Written request: Gather every line that includes the word "make", please.
::: Information supplied :::
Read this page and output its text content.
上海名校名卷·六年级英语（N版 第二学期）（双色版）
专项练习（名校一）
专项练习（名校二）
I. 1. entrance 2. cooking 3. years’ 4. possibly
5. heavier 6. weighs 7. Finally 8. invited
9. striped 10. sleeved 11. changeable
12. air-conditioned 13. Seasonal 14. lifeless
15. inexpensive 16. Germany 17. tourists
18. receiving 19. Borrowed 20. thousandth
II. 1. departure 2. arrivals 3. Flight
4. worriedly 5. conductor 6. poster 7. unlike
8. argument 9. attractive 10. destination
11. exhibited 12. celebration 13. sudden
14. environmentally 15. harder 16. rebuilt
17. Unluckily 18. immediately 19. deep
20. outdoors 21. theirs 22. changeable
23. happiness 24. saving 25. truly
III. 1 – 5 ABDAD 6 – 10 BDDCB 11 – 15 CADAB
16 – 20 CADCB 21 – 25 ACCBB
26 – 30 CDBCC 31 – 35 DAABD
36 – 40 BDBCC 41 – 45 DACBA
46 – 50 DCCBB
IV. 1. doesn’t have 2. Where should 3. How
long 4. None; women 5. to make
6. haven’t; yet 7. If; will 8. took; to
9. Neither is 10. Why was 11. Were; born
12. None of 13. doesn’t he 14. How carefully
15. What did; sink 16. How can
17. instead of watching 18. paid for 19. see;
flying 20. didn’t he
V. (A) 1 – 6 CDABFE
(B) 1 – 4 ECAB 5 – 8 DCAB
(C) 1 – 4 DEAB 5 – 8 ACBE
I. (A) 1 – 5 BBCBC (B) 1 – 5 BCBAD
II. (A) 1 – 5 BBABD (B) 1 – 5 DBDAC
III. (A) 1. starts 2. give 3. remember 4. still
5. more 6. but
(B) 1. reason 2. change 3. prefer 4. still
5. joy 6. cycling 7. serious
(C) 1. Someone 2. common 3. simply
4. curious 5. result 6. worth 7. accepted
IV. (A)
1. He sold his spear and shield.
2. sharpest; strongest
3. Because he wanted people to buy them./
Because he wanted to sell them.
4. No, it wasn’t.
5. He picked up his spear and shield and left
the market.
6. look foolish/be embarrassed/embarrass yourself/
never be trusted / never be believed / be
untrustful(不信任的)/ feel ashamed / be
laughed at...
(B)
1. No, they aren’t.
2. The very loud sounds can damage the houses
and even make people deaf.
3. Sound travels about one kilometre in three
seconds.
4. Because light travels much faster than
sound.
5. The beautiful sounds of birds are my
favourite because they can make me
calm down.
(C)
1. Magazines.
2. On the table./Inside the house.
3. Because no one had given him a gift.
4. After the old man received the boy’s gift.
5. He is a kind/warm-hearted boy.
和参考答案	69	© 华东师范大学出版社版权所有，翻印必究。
:::
Solution:
long 4. None; women 5. to make
and even make people deaf.
favourite because they can make me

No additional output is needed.